**WORK TO COMPLETE**
Every line of the data must be copied exactly.

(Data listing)
— BEGIN —

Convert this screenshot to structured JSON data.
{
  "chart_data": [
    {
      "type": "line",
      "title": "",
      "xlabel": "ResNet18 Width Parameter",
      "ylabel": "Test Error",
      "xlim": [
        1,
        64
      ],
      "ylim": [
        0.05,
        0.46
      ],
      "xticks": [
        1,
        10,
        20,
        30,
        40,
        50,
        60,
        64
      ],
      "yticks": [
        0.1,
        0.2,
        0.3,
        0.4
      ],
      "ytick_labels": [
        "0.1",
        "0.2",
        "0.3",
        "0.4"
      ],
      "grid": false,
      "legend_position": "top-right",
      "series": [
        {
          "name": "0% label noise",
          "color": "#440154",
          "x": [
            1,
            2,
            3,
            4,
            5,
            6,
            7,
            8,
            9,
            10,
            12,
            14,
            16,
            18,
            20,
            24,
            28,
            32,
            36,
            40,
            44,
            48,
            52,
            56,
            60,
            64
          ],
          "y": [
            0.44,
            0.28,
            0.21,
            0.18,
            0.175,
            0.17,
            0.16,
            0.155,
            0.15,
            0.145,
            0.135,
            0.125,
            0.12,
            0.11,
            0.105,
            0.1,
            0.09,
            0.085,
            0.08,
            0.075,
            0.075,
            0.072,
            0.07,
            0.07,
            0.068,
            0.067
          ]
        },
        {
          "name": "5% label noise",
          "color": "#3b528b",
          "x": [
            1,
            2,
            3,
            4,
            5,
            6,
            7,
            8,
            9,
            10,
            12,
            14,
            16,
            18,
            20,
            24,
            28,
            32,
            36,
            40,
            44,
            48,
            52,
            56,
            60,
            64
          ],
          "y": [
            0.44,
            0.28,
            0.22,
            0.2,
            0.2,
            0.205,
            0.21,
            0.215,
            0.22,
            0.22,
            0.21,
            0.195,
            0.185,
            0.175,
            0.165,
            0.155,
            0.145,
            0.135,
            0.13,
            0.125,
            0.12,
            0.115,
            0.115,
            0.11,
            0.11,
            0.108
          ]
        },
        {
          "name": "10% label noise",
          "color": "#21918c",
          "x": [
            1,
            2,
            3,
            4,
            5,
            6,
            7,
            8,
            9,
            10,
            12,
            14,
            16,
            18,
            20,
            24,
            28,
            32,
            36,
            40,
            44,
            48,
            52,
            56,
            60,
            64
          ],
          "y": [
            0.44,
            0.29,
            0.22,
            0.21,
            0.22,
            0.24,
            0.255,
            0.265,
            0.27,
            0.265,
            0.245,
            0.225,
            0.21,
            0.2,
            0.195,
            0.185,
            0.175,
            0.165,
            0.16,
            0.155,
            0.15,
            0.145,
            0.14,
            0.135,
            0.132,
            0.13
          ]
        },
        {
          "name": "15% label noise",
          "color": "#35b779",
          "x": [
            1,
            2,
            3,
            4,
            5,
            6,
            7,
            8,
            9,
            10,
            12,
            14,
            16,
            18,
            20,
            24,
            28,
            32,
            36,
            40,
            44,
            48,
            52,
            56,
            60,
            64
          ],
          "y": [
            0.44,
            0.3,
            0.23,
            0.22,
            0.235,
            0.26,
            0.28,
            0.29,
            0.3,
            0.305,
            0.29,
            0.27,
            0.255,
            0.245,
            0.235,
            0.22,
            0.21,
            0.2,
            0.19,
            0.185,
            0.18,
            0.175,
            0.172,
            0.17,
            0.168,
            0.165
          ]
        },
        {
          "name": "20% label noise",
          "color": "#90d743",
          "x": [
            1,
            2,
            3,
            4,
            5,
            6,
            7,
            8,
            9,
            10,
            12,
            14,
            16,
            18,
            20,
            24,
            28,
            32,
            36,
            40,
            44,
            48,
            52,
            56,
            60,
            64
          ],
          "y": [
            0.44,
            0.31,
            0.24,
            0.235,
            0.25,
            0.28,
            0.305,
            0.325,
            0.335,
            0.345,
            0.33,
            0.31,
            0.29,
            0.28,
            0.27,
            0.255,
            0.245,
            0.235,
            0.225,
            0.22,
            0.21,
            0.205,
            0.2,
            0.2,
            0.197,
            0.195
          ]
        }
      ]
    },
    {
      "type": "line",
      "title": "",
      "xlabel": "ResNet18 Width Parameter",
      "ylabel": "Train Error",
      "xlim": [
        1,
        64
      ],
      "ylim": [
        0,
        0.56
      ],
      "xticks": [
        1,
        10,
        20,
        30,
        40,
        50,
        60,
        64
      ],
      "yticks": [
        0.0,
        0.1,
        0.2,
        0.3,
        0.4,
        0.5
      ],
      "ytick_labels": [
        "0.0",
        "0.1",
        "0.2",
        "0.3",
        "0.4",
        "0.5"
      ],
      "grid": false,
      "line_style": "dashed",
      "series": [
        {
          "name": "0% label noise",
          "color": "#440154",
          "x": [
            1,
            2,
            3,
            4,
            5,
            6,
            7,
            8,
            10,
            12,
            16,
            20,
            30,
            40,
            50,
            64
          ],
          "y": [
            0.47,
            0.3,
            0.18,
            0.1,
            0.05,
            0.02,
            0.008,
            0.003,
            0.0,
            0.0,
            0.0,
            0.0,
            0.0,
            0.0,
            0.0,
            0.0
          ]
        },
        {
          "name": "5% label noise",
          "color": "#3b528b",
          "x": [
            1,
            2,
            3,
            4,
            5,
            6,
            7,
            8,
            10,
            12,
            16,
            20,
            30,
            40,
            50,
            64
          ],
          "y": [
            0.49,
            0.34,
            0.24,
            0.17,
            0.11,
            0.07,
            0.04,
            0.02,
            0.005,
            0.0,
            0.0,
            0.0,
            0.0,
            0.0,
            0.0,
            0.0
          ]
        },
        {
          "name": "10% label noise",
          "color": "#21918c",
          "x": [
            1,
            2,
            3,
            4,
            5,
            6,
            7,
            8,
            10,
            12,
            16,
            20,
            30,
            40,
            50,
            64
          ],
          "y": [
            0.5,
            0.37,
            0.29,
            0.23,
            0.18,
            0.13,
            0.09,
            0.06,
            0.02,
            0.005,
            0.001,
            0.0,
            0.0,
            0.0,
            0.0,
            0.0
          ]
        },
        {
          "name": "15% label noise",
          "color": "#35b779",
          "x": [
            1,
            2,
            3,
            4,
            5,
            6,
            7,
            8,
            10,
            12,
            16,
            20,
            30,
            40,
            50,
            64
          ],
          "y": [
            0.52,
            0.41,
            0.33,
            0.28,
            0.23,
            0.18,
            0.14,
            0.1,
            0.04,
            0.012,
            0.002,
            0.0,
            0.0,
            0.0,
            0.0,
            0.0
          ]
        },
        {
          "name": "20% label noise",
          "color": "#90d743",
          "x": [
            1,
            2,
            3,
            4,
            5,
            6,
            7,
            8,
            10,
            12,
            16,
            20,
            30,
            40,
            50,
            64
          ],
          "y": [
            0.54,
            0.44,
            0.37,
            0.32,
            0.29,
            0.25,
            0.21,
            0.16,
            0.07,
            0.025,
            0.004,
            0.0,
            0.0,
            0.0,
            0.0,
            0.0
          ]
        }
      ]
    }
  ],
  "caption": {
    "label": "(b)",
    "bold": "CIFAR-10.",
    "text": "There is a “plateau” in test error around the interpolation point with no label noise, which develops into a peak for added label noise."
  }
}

— END —

**THE COMPLETED TASK**
Convert this screenshot to structured JSON data.
{
  "chart_data": [
    {
      "type": "line",
      "title": "",
      "xlabel": "ResNet18 Width Parameter",
      "ylabel": "Test Error",
      "xlim": [
        1,
        64
      ],
      "ylim": [
        0.05,
        0.46
      ],
      "xticks": [
        1,
        10,
        20,
        30,
        40,
        50,
        60,
        64
      ],
      "yticks": [
        0.1,
        0.2,
        0.3,
        0.4
      ],
      "ytick_labels": [
        "0.1",
        "0.2",
        "0.3",
        "0.4"
      ],
      "grid": false,
      "legend_position": "top-right",
      "series": [
        {
          "name": "0% label noise",
          "color": "#440154",
          "x": [
            1,
            2,
            3,
            4,
            5,
            6,
            7,
            8,
            9,
            10,
            12,
            14,
            16,
            18,
            20,
            24,
            28,
            32,
            36,
            40,
            44,
            48,
            52,
            56,
            60,
            64
          ],
          "y": [
            0.44,
            0.28,
            0.21,
            0.18,
            0.175,
            0.17,
            0.16,
            0.155,
            0.15,
            0.145,
            0.135,
            0.125,
            0.12,
            0.11,
            0.105,
            0.1,
            0.09,
            0.085,
            0.08,
            0.075,
            0.075,
            0.072,
            0.07,
            0.07,
            0.068,
            0.067
          ]
        },
        {
          "name": "5% label noise",
          "color": "#3b528b",
          "x": [
            1,
            2,
            3,
            4,
            5,
            6,
            7,
            8,
            9,
            10,
            12,
            14,
            16,
            18,
            20,
            24,
            28,
            32,
            36,
            40,
            44,
            48,
            52,
            56,
            60,
            64
          ],
          "y": [
            0.44,
            0.28,
            0.22,
            0.2,
            0.2,
            0.205,
            0.21,
            0.215,
            0.22,
            0.22,
            0.21,
            0.195,
            0.185,
            0.175,
            0.165,
            0.155,
            0.145,
            0.135,
            0.13,
            0.125,
            0.12,
            0.115,
            0.115,
            0.11,
            0.11,
            0.108
          ]
        },
        {
          "name": "10% label noise",
          "color": "#21918c",
          "x": [
            1,
            2,
            3,
            4,
            5,
            6,
            7,
            8,
            9,
            10,
            12,
            14,
            16,
            18,
            20,
            24,
            28,
            32,
            36,
            40,
            44,
            48,
            52,
            56,
            60,
            64
          ],
          "y": [
            0.44,
            0.29,
            0.22,
            0.21,
            0.22,
            0.24,
            0.255,
            0.265,
            0.27,
            0.265,
            0.245,
            0.225,
            0.21,
            0.2,
            0.195,
            0.185,
            0.175,
            0.165,
            0.16,
            0.155,
            0.15,
            0.145,
            0.14,
            0.135,
            0.132,
            0.13
          ]
        },
        {
          "name": "15% label noise",
          "color": "#35b779",
          "x": [
            1,
            2,
            3,
            4,
            5,
            6,
            7,
            8,
            9,
            10,
            12,
            14,
            16,
            18,
            20,
            24,
            28,
            32,
            36,
            40,
            44,
            48,
            52,
            56,
            60,
            64
          ],
          "y": [
            0.44,
            0.3,
            0.23,
            0.22,
            0.235,
            0.26,
            0.28,
            0.29,
            0.3,
            0.305,
            0.29,
            0.27,
            0.255,
            0.245,
            0.235,
            0.22,
            0.21,
            0.2,
            0.19,
            0.185,
            0.18,
            0.175,
            0.172,
            0.17,
            0.168,
            0.165
          ]
        },
        {
          "name": "20% label noise",
          "color": "#90d743",
          "x": [
            1,
            2,
            3,
            4,
            5,
            6,
            7,
            8,
            9,
            10,
            12,
            14,
            16,
            18,
            20,
            24,
            28,
            32,
            36,
            40,
            44,
            48,
            52,
            56,
            60,
            64
          ],
          "y": [
            0.44,
            0.31,
            0.24,
            0.235,
            0.25,
            0.28,
            0.305,
            0.325,
            0.335,
            0.345,
            0.33,
            0.31,
            0.29,
            0.28,
            0.27,
            0.255,
            0.245,
            0.235,
            0.225,
            0.22,
            0.21,
            0.205,
            0.2,
            0.2,
            0.197,
            0.195
          ]
        }
      ]
    },
    {
      "type": "line",
      "title": "",
      "xlabel": "ResNet18 Width Parameter",
      "ylabel": "Train Error",
      "xlim": [
        1,
        64
      ],
      "ylim": [
        0,
        0.56
      ],
      "xticks": [
        1,
        10,
        20,
        30,
        40,
        50,
        60,
        64
      ],
      "yticks": [
        0.0,
        0.1,
        0.2,
        0.3,
        0.4,
        0.5
      ],
      "ytick_labels": [
        "0.0",
        "0.1",
        "0.2",
        "0.3",
        "0.4",
        "0.5"
      ],
      "grid": false,
      "line_style": "dashed",
      "series": [
        {
          "name": "0% label noise",
          "color": "#440154",
          "x": [
            1,
            2,
            3,
            4,
            5,
            6,
            7,
            8,
            10,
            12,
            16,
            20,
            30,
            40,
            50,
            64
          ],
          "y": [
            0.47,
            0.3,
            0.18,
            0.1,
            0.05,
            0.02,
            0.008,
            0.003,
            0.0,
            0.0,
            0.0,
            0.0,
            0.0,
            0.0,
            0.0,
            0.0
          ]
        },
        {
          "name": "5% label noise",
          "color": "#3b528b",
          "x": [
            1,
            2,
            3,
            4,
            5,
            6,
            7,
            8,
            10,
            12,
            16,
            20,
            30,
            40,
            50,
            64
          ],
          "y": [
            0.49,
            0.34,
            0.24,
            0.17,
            0.11,
            0.07,
            0.04,
            0.02,
            0.005,
            0.0,
            0.0,
            0.0,
            0.0,
            0.0,
            0.0,
            0.0
          ]
        },
        {
          "name": "10% label noise",
          "color": "#21918c",
          "x": [
            1,
            2,
            3,
            4,
            5,
            6,
            7,
            8,
            10,
            12,
            16,
            20,
            30,
            40,
            50,
            64
          ],
          "y": [
            0.5,
            0.37,
            0.29,
            0.23,
            0.18,
            0.13,
            0.09,
            0.06,
            0.02,
            0.005,
            0.001,
            0.0,
            0.0,
            0.0,
            0.0,
            0.0
          ]
        },
        {
          "name": "15% label noise",
          "color": "#35b779",
          "x": [
            1,
            2,
            3,
            4,
            5,
            6,
            7,
            8,
            10,
            12,
            16,
            20,
            30,
            40,
            50,
            64
          ],
          "y": [
            0.52,
            0.41,
            0.33,
            0.28,
            0.23,
            0.18,
            0.14,
            0.1,
            0.04,
            0.012,
            0.002,
            0.0,
            0.0,
            0.0,
            0.0,
            0.0
          ]
        },
        {
          "name": "20% label noise",
          "color": "#90d743",
          "x": [
            1,
            2,
            3,
            4,
            5,
            6,
            7,
            8,
            10,
            12,
            16,
            20,
            30,
            40,
            50,
            64
          ],
          "y": [
            0.54,
            0.44,
            0.37,
            0.32,
            0.29,
            0.25,
            0.21,
            0.16,
            0.07,
            0.025,
            0.004,
            0.0,
            0.0,
            0.0,
            0.0,
            0.0
          ]
        }
      ]
    }
  ],
  "caption": {
    "label": "(b)",
    "bold": "CIFAR-10.",
    "text": "There is a “plateau” in test error around the interpolation point with no label noise, which develops into a peak for added label noise."
  }
}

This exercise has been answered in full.